[THE REQUEST] Make an exact copy of each entry, leaving out every picture.

[Data listing]
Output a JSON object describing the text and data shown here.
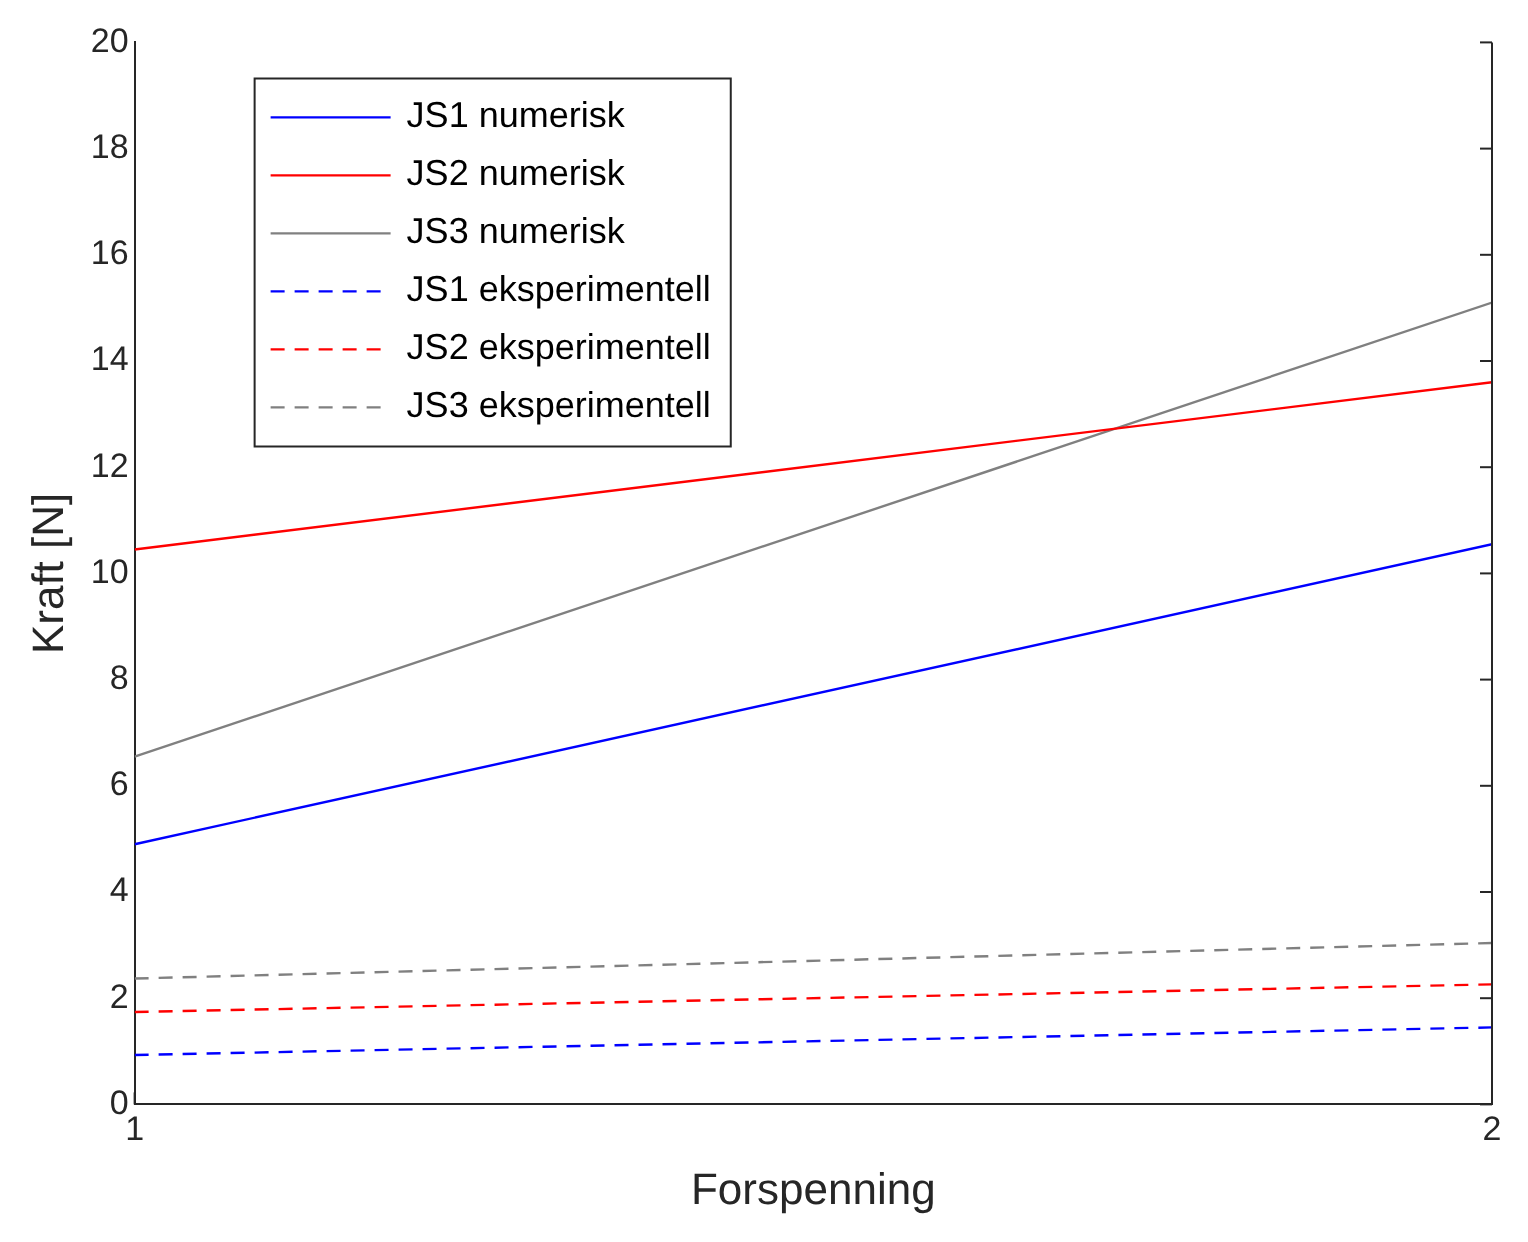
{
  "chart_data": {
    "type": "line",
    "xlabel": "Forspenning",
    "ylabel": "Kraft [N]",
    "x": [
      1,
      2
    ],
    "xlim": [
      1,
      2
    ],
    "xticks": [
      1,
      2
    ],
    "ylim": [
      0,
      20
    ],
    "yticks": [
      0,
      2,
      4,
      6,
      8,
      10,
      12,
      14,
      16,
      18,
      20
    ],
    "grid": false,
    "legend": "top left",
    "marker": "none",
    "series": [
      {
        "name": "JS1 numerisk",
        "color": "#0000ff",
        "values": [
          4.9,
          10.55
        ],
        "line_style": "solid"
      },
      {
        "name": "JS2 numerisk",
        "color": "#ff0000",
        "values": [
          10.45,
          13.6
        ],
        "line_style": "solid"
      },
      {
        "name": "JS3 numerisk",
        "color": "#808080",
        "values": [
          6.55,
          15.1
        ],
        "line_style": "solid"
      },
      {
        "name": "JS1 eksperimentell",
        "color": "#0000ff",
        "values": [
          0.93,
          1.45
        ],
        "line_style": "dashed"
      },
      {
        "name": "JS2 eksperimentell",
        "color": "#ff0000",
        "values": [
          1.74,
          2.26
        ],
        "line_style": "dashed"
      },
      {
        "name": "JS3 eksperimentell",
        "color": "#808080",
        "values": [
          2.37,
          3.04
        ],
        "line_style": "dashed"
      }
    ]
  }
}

[TASK SOLUTION]
Output a JSON object describing the text and data shown here.
{
  "chart_data": {
    "type": "line",
    "xlabel": "Forspenning",
    "ylabel": "Kraft [N]",
    "x": [
      1,
      2
    ],
    "xlim": [
      1,
      2
    ],
    "xticks": [
      1,
      2
    ],
    "ylim": [
      0,
      20
    ],
    "yticks": [
      0,
      2,
      4,
      6,
      8,
      10,
      12,
      14,
      16,
      18,
      20
    ],
    "grid": false,
    "legend": "top left",
    "marker": "none",
    "series": [
      {
        "name": "JS1 numerisk",
        "color": "#0000ff",
        "values": [
          4.9,
          10.55
        ],
        "line_style": "solid"
      },
      {
        "name": "JS2 numerisk",
        "color": "#ff0000",
        "values": [
          10.45,
          13.6
        ],
        "line_style": "solid"
      },
      {
        "name": "JS3 numerisk",
        "color": "#808080",
        "values": [
          6.55,
          15.1
        ],
        "line_style": "solid"
      },
      {
        "name": "JS1 eksperimentell",
        "color": "#0000ff",
        "values": [
          0.93,
          1.45
        ],
        "line_style": "dashed"
      },
      {
        "name": "JS2 eksperimentell",
        "color": "#ff0000",
        "values": [
          1.74,
          2.26
        ],
        "line_style": "dashed"
      },
      {
        "name": "JS3 eksperimentell",
        "color": "#808080",
        "values": [
          2.37,
          3.04
        ],
        "line_style": "dashed"
      }
    ]
  }
}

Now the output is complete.